What you will do: Show all lines holding the string "nástavec".

Listing:
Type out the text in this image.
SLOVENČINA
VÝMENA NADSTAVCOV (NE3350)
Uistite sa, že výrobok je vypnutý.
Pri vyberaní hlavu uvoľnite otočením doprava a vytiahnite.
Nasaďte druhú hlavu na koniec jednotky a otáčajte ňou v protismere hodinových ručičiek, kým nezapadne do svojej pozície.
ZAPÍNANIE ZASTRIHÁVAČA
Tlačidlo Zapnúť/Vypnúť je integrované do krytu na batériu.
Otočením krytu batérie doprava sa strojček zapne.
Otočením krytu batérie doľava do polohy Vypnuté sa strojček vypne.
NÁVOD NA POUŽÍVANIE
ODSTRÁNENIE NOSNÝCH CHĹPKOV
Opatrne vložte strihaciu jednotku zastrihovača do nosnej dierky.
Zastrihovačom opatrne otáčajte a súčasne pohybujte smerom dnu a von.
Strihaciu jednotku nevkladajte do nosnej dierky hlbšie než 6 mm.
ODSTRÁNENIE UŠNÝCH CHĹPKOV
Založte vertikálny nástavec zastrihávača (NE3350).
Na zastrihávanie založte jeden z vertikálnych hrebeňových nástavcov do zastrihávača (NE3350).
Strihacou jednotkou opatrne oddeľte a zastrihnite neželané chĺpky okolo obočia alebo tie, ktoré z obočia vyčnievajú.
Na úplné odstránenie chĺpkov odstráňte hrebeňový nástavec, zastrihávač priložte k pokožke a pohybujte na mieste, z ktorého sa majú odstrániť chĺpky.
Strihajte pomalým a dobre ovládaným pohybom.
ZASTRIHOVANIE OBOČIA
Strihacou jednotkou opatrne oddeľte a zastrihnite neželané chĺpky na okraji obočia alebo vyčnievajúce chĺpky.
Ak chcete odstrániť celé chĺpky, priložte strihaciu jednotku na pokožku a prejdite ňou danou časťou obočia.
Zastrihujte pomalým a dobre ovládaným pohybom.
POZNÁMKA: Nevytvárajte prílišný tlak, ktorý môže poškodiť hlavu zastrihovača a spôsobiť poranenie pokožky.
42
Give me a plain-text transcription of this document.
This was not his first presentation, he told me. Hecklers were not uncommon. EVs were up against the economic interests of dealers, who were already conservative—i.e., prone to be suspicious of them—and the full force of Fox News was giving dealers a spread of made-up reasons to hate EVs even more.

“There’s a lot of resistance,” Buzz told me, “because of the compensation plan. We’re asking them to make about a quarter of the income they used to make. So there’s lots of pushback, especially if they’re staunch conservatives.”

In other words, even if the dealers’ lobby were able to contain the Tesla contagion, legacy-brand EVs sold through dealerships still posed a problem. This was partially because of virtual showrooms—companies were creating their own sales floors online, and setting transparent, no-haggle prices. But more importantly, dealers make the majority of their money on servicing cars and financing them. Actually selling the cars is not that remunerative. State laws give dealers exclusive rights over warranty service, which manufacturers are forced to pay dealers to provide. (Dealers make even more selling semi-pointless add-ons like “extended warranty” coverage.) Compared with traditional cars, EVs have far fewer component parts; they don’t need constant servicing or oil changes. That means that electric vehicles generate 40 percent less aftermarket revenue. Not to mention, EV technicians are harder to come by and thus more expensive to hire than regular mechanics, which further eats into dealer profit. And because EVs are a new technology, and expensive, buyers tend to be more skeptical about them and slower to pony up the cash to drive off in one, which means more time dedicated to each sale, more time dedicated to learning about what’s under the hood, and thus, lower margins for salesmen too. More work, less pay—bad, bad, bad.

Correct output:
Založte vertikálny nástavec zastrihávača (NE3350).
Na úplné odstránenie chĺpkov odstráňte hrebeňový nástavec, zastrihávač priložte k pokožke a pohybujte na mieste, z ktorého sa majú odstrániť chĺpky.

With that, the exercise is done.